Records from a collection
──────────
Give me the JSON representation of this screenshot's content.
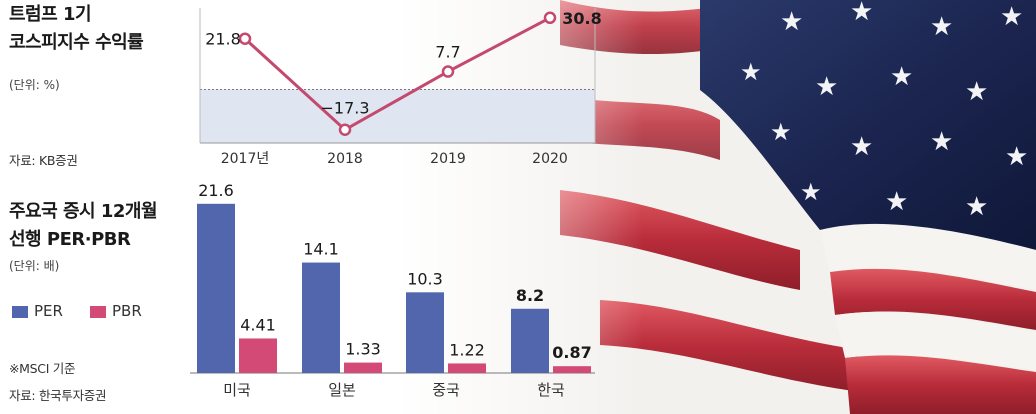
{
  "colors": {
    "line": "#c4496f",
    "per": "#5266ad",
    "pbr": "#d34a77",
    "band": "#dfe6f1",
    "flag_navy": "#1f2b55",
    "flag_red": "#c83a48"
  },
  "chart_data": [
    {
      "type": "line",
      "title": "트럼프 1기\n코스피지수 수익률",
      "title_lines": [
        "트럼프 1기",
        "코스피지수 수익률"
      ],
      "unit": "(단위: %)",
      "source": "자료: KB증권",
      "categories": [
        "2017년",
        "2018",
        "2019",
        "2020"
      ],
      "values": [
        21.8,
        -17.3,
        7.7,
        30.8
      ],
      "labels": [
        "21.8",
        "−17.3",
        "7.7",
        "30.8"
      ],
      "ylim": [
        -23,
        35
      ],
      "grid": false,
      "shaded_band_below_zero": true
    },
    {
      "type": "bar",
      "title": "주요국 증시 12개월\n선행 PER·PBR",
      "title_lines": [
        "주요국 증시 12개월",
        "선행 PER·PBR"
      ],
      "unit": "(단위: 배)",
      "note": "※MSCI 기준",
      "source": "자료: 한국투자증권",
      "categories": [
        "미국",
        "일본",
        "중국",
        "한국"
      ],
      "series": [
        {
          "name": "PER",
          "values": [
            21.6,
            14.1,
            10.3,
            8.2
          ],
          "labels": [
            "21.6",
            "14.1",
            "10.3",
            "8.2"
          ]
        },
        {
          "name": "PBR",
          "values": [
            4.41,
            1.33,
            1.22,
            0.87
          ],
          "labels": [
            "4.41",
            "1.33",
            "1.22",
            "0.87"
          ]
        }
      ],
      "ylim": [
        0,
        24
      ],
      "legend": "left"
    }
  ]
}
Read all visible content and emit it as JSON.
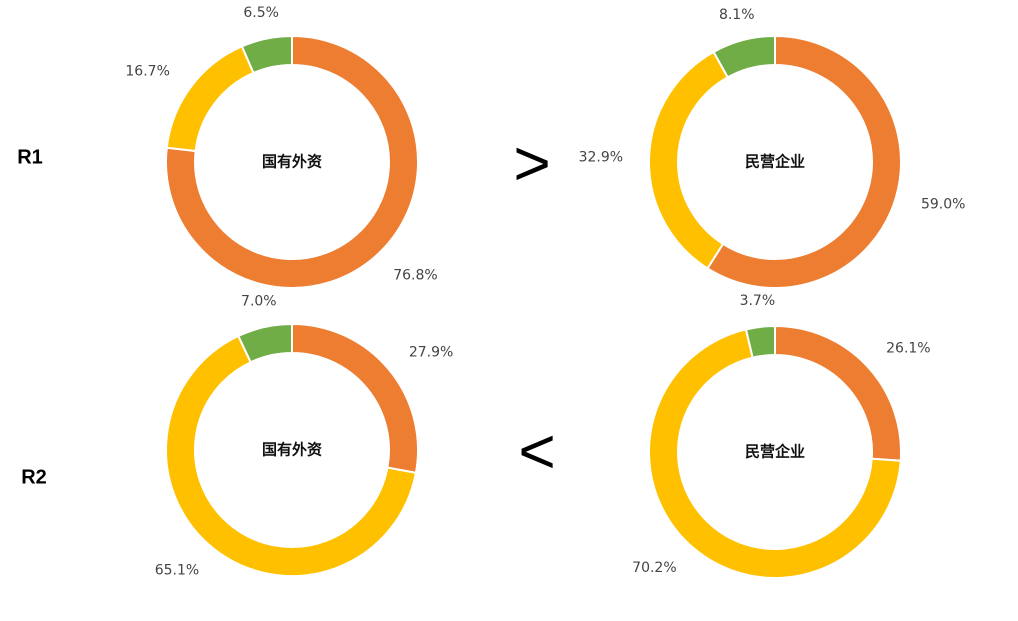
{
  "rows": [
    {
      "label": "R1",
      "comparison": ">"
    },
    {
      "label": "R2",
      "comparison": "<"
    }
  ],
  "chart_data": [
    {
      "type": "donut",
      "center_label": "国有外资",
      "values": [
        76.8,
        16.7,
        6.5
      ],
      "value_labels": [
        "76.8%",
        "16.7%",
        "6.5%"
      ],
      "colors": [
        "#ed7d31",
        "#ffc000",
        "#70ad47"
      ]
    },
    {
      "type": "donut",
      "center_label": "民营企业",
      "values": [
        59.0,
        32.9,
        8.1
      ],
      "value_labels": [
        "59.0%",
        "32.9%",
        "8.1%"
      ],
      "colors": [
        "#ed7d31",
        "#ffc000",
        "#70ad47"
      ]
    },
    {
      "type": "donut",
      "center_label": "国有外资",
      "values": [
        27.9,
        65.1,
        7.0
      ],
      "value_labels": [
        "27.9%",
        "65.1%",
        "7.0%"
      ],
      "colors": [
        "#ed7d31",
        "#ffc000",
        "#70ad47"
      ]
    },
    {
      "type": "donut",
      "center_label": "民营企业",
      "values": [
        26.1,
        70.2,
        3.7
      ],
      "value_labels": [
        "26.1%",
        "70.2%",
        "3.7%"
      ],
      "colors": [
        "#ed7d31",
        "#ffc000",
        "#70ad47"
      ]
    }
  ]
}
──────────
Given problem
Reproduce exactly and only the lines from the one with "Read all visible content and emit it as JSON." through the last entry, both included, excluding every picture.

Response to this exercise
Read all visible content and emit it as JSON.
{
  "rows": [
    {
      "label": "R1",
      "comparison": ">"
    },
    {
      "label": "R2",
      "comparison": "<"
    }
  ],
  "chart_data": [
    {
      "type": "donut",
      "center_label": "国有外资",
      "values": [
        76.8,
        16.7,
        6.5
      ],
      "value_labels": [
        "76.8%",
        "16.7%",
        "6.5%"
      ],
      "colors": [
        "#ed7d31",
        "#ffc000",
        "#70ad47"
      ]
    },
    {
      "type": "donut",
      "center_label": "民营企业",
      "values": [
        59.0,
        32.9,
        8.1
      ],
      "value_labels": [
        "59.0%",
        "32.9%",
        "8.1%"
      ],
      "colors": [
        "#ed7d31",
        "#ffc000",
        "#70ad47"
      ]
    },
    {
      "type": "donut",
      "center_label": "国有外资",
      "values": [
        27.9,
        65.1,
        7.0
      ],
      "value_labels": [
        "27.9%",
        "65.1%",
        "7.0%"
      ],
      "colors": [
        "#ed7d31",
        "#ffc000",
        "#70ad47"
      ]
    },
    {
      "type": "donut",
      "center_label": "民营企业",
      "values": [
        26.1,
        70.2,
        3.7
      ],
      "value_labels": [
        "26.1%",
        "70.2%",
        "3.7%"
      ],
      "colors": [
        "#ed7d31",
        "#ffc000",
        "#70ad47"
      ]
    }
  ]
}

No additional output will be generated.